• **PASSAGE PROVIDED**:
━━━━━━━━━━━━━━━━━━━━━━━━━━━━━━
A third award category is for an outstanding gifted and talented program coordinator, which this year went to coordinators in Wicomico and Montgomery counties. To win this award, coordinators must demonstrate:

  • significant contributions to expanding and improving programs and services for gifted and talented students in the school system;
  • participation in ongoing role-specific professional development in the field of gifted and talented education; and
  • leadership in gifted and talented education at the state and/or national level.

Eight outstanding school administrators also received awards — six from Baltimore City and two from Anne Arundel County. To be considered for this award, the administrator must:

  • demonstrate leadership in expanding/improving programs and services for gifted and talented students;
  • provide resource allocation to expand and improve gifted and talented education programs and services; and
  • demonstrate leadership in the expansion or improvement of parent, community, and/or business partnerships that directly support the education of gifted and talented students.

Teacher-leaders are another huge category of nominations and this year 52 teachers were recognized for their excellence in teaching gifted and talented students.  Baltimore City Schools had 12 teachers recognized, Anne Arundel County had 11, Frederick County had 9, Montgomery County had 6, Charles County had 4, Howard and Wicomico Counties both had 3 each, Harford County had 2, and Prince George’s and Queen Anne’s Counties had 1 each. A special shout-out goes to Marlena Colleton-Pearsell, who was one of the Anne Arundel teachers to win this award — Marlena is also a Baltimore County parent who is active in the GT CAC, so congratulations to her! To win in this category, teachers must:

  • work directly with identified gifted and talented students or the teachers of those students;
  • pursue ongoing professional development in the field of GT education; and
  • demonstrate peer leadership in GT education.

Students are also recognized; in fact, this year 34 students received awards! Baltimore City students received 16, Charles County students received 13, Prince George’s County students received 2, and Montgomery County and Wicomico County each had 1 student who received an award. To be nominated in this category, the student must:

  • perform at remarkably high levels when compared with peers in specific academic areas, visual or performing arts;
  • be the current recipient of a school system, state, or national award or competition winner in the student’s area(s) of giftedness; and
  • participate in a gifted and talented program or other advanced level opportunity in their area(s) of giftedness.

Finally, the Maryland Coalition for Gifted and Talented Education (MCGATE) sponsors a yearly essay writing contest for students and this year, seven students received awards in this category, including one student from Baltimore County.  Among the other students were 3 from Montgomery County, 2 from Baltimore City, and 1 from Prince George’s County.
━━━━━━━━━━━━━━━━━━━━━━━━━━━━━━
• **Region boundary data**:
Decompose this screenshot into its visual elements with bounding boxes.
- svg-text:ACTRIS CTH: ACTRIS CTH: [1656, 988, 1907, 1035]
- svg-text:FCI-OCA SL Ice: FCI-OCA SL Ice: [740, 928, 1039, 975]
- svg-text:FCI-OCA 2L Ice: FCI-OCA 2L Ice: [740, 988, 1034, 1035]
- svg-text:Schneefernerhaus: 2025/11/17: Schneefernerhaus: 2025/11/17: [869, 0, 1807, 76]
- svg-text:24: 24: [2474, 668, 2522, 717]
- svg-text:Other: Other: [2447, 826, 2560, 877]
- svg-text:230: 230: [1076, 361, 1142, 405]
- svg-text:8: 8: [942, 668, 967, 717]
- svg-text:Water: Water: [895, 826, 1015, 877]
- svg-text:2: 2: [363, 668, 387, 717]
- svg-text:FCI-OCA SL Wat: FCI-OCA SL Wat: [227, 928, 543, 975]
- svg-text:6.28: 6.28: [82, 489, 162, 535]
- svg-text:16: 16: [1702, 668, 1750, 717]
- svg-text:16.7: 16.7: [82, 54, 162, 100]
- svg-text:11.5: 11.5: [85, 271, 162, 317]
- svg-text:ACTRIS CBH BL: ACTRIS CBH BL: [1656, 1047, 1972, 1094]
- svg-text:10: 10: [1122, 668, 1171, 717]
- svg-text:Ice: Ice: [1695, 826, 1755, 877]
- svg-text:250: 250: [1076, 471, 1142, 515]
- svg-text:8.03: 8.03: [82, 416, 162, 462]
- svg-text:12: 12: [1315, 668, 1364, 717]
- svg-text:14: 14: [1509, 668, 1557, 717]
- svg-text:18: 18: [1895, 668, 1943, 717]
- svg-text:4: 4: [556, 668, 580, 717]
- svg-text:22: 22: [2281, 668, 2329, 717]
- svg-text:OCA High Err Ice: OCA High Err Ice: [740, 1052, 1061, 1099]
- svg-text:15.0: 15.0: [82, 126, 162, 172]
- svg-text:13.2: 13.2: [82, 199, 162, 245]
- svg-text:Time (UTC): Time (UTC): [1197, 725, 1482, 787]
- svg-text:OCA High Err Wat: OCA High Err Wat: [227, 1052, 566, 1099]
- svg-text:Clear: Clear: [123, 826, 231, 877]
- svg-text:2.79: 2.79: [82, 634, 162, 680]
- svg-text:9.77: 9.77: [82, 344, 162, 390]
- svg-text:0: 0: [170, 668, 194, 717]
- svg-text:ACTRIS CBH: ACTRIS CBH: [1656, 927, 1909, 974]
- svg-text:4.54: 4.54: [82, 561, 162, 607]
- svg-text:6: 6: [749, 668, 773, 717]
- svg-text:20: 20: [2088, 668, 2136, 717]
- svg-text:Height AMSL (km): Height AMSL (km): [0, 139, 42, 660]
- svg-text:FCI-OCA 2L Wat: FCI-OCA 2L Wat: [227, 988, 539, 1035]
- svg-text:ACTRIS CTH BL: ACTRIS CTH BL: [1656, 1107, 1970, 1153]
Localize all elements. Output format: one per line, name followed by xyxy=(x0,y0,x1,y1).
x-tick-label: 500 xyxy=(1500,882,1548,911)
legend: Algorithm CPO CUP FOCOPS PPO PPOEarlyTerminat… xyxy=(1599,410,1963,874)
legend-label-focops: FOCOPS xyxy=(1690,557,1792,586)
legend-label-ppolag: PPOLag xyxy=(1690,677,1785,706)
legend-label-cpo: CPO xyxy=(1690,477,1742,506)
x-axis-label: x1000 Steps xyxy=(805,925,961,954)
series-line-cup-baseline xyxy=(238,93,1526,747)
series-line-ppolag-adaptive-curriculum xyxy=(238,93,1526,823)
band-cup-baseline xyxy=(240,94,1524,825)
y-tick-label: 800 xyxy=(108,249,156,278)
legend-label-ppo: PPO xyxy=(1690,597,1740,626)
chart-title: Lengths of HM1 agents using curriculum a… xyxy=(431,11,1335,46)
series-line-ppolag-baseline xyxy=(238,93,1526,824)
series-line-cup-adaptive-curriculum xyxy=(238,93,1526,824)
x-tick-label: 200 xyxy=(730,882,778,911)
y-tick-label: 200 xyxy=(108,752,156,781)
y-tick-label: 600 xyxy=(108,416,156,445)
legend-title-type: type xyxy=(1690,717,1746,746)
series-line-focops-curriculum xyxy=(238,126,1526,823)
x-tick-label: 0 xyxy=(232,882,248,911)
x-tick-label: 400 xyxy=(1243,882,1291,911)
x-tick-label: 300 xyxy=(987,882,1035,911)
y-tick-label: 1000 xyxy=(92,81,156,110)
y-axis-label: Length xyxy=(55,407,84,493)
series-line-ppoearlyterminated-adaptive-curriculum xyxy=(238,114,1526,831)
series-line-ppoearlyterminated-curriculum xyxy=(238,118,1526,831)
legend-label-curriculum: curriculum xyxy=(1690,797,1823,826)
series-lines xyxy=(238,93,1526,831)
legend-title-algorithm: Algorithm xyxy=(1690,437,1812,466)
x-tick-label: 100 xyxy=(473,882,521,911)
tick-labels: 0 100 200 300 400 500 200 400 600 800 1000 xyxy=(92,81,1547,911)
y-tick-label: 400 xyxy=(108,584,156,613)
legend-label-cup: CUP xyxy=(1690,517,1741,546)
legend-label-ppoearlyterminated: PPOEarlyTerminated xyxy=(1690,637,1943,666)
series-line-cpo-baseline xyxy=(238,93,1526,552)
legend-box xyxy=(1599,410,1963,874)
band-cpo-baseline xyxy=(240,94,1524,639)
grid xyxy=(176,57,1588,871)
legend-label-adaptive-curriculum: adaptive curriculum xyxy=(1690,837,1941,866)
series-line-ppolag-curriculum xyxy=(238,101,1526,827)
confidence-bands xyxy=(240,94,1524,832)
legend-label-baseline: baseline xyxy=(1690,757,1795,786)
━━━━━━━━━━━━━━━━━━━━━━━━━━━━━━
• **WORK TO COMPLETE**:
#1 How many teachers does the awards passage say were recognized this year for excellence in teaching gifted and talented students?
#2 Retype everything in the awards passage from "Finally, the Maryland" down to "Prince George’s County.".

• **SOLUTIONS TO EACH TASK**:
#1 52 teachers were recognized.

#2
Finally, the Maryland Coalition for Gifted and Talented Education (MCGATE) sponsors a yearly essay writing contest for students and this year, seven students received awards in this category, including one student from Baltimore County.  Among the other students were 3 from Montgomery County, 2 from Baltimore City, and 1 from Prince George’s County.